SOURCE MATERIAL.
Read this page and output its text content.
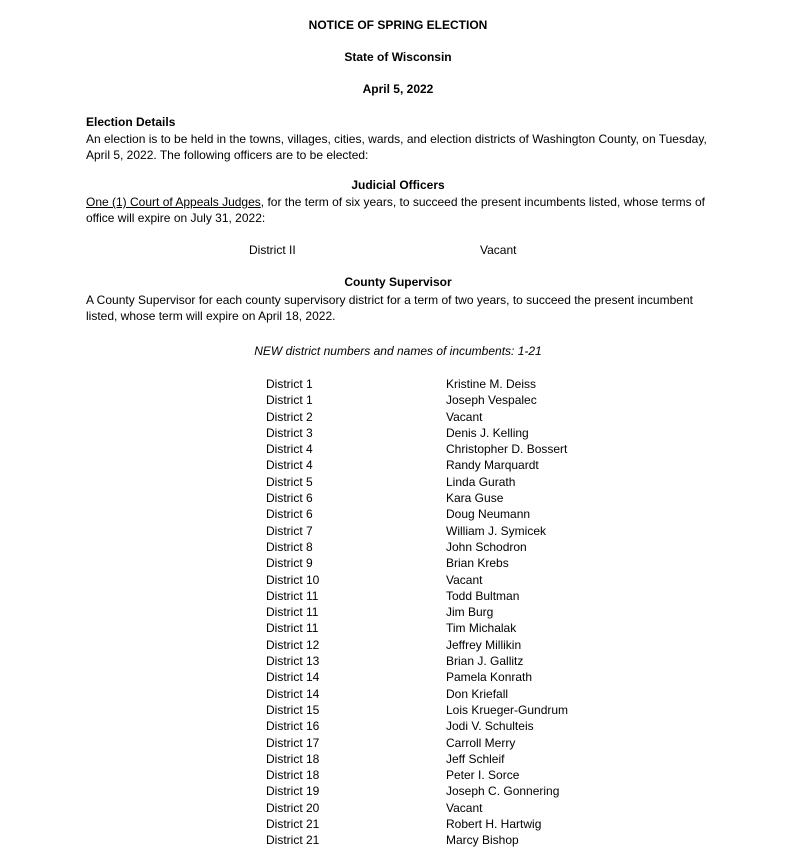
NOTICE OF SPRING ELECTION
State of Wisconsin
April 5, 2022
Election Details
An election is to be held in the towns, villages, cities, wards, and election districts of Washington County, on Tuesday, April 5, 2022. The following officers are to be elected:
Judicial Officers
One (1) Court of Appeals Judges, for the term of six years, to succeed the present incumbents listed, whose terms of office will expire on July 31, 2022:
District II	Vacant
County Supervisor
A County Supervisor for each county supervisory district for a term of two years, to succeed the present incumbent listed, whose term will expire on April 18, 2022.
NEW district numbers and names of incumbents: 1-21
District 1	Kristine M. Deiss
District 1	Joseph Vespalec
District 2	Vacant
District 3	Denis J. Kelling
District 4	Christopher D. Bossert
District 4	Randy Marquardt
District 5	Linda Gurath
District 6	Kara Guse
District 6	Doug Neumann
District 7	William J. Symicek
District 8	John Schodron
District 9	Brian Krebs
District 10	Vacant
District 11	Todd Bultman
District 11	Jim Burg
District 11	Tim Michalak
District 12	Jeffrey Millikin
District 13	Brian J. Gallitz
District 14	Pamela Konrath
District 14	Don Kriefall
District 15	Lois Krueger-Gundrum
District 16	Jodi V. Schulteis
District 17	Carroll Merry
District 18	Jeff Schleif
District 18	Peter I. Sorce
District 19	Joseph C. Gonnering
District 20	Vacant
District 21	Robert H. Hartwig
District 21	Marcy Bishop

REQUEST.
Output all of the data exactly as it stands, minus any images.

WRITTEN ANSWER.
Read this page and output its text content.
NOTICE OF SPRING ELECTION
State of Wisconsin
April 5, 2022
Election Details
An election is to be held in the towns, villages, cities, wards, and election districts of Washington County, on Tuesday, April 5, 2022. The following officers are to be elected:
Judicial Officers
One (1) Court of Appeals Judges, for the term of six years, to succeed the present incumbents listed, whose terms of office will expire on July 31, 2022:
District II	Vacant
County Supervisor
A County Supervisor for each county supervisory district for a term of two years, to succeed the present incumbent listed, whose term will expire on April 18, 2022.
NEW district numbers and names of incumbents: 1-21
District 1	Kristine M. Deiss
District 1	Joseph Vespalec
District 2	Vacant
District 3	Denis J. Kelling
District 4	Christopher D. Bossert
District 4	Randy Marquardt
District 5	Linda Gurath
District 6	Kara Guse
District 6	Doug Neumann
District 7	William J. Symicek
District 8	John Schodron
District 9	Brian Krebs
District 10	Vacant
District 11	Todd Bultman
District 11	Jim Burg
District 11	Tim Michalak
District 12	Jeffrey Millikin
District 13	Brian J. Gallitz
District 14	Pamela Konrath
District 14	Don Kriefall
District 15	Lois Krueger-Gundrum
District 16	Jodi V. Schulteis
District 17	Carroll Merry
District 18	Jeff Schleif
District 18	Peter I. Sorce
District 19	Joseph C. Gonnering
District 20	Vacant
District 21	Robert H. Hartwig
District 21	Marcy Bishop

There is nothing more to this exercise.